- [Extracted records]
───

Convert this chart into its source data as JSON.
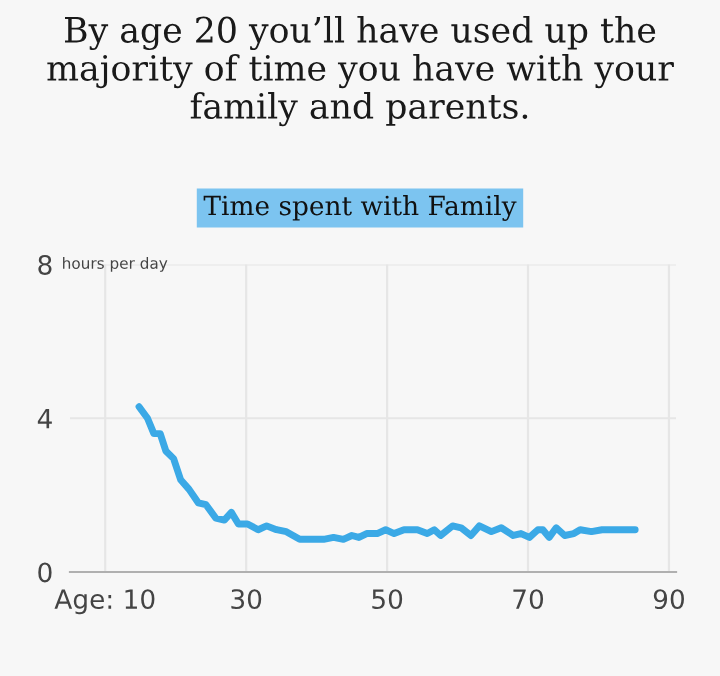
{
  "chart_data": {
    "type": "line",
    "title": "By age 20 you’ll have used up the majority of time you have with your family and parents.",
    "subtitle": "Time spent with Family",
    "ylabel": "hours per day",
    "series": [
      {
        "color": "#3ba9e6",
        "x": [
          14.8,
          16.0,
          16.9,
          17.8,
          18.6,
          19.7,
          20.7,
          21.9,
          23.2,
          24.3,
          25.7,
          26.9,
          27.9,
          28.9,
          30.2,
          31.7,
          32.9,
          34.3,
          35.7,
          37.6,
          39.5,
          41,
          42.4,
          43.8,
          45,
          46,
          47.1,
          48.6,
          49.8,
          51,
          52.4,
          54.3,
          55.7,
          56.7,
          57.6,
          59.3,
          60.5,
          61.9,
          63.1,
          64.8,
          66.2,
          67.9,
          69,
          70.2,
          71.4,
          72.1,
          73,
          74,
          75.2,
          76.5,
          77.4,
          79.0,
          80.5,
          85.2
        ],
        "values": [
          4.3,
          4.0,
          3.6,
          3.6,
          3.15,
          2.95,
          2.4,
          2.15,
          1.8,
          1.75,
          1.4,
          1.35,
          1.55,
          1.25,
          1.25,
          1.1,
          1.2,
          1.1,
          1.05,
          0.85,
          0.85,
          0.85,
          0.9,
          0.85,
          0.95,
          0.9,
          1.0,
          1.0,
          1.1,
          1.0,
          1.1,
          1.1,
          1.0,
          1.1,
          0.95,
          1.2,
          1.15,
          0.95,
          1.2,
          1.05,
          1.15,
          0.95,
          1.0,
          0.9,
          1.1,
          1.1,
          0.9,
          1.15,
          0.95,
          1.0,
          1.1,
          1.05,
          1.1,
          1.1
        ]
      }
    ],
    "xlim": [
      5,
      91
    ],
    "ylim": [
      0,
      8
    ],
    "xticks": [
      {
        "value": 10,
        "label": "Age: 10"
      },
      30,
      50,
      70,
      90
    ],
    "yticks": [
      0,
      4,
      8
    ],
    "grid": true,
    "marker": "none",
    "line_style": "solid"
  }
}
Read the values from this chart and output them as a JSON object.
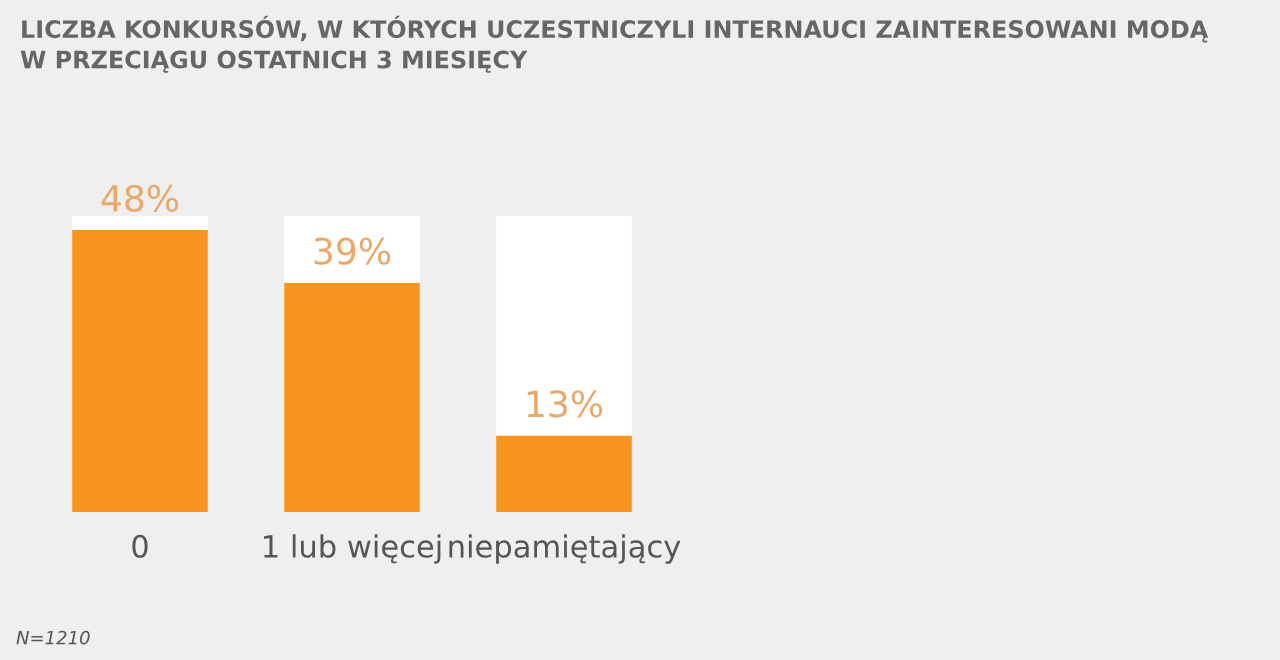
{
  "chart_data": {
    "type": "bar",
    "title": "LICZBA KONKURSÓW, W KTÓRYCH UCZESTNICZYLI INTERNAUCI ZAINTERESOWANI MODĄ\nW PRZECIĄGU OSTATNICH 3 MIESIĘCY",
    "categories": [
      "0",
      "1 lub więcej",
      "niepamiętający"
    ],
    "values": [
      48,
      39,
      13
    ],
    "value_labels": [
      "48%",
      "39%",
      "13%"
    ],
    "color": "#f7941d",
    "grid": false,
    "legend": false,
    "annotations": [
      "N=1210"
    ]
  }
}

───

- [Problem] Write out, word for word, the line containing "Read the values" and each line after it to the end of the data, and nothing more. Drop the pictures.

- [Answer for this exercise]
Read the values from this chart and output them as a JSON object.
{
  "chart_data": {
    "type": "bar",
    "title": "LICZBA KONKURSÓW, W KTÓRYCH UCZESTNICZYLI INTERNAUCI ZAINTERESOWANI MODĄ\nW PRZECIĄGU OSTATNICH 3 MIESIĘCY",
    "categories": [
      "0",
      "1 lub więcej",
      "niepamiętający"
    ],
    "values": [
      48,
      39,
      13
    ],
    "value_labels": [
      "48%",
      "39%",
      "13%"
    ],
    "color": "#f7941d",
    "grid": false,
    "legend": false,
    "annotations": [
      "N=1210"
    ]
  }
}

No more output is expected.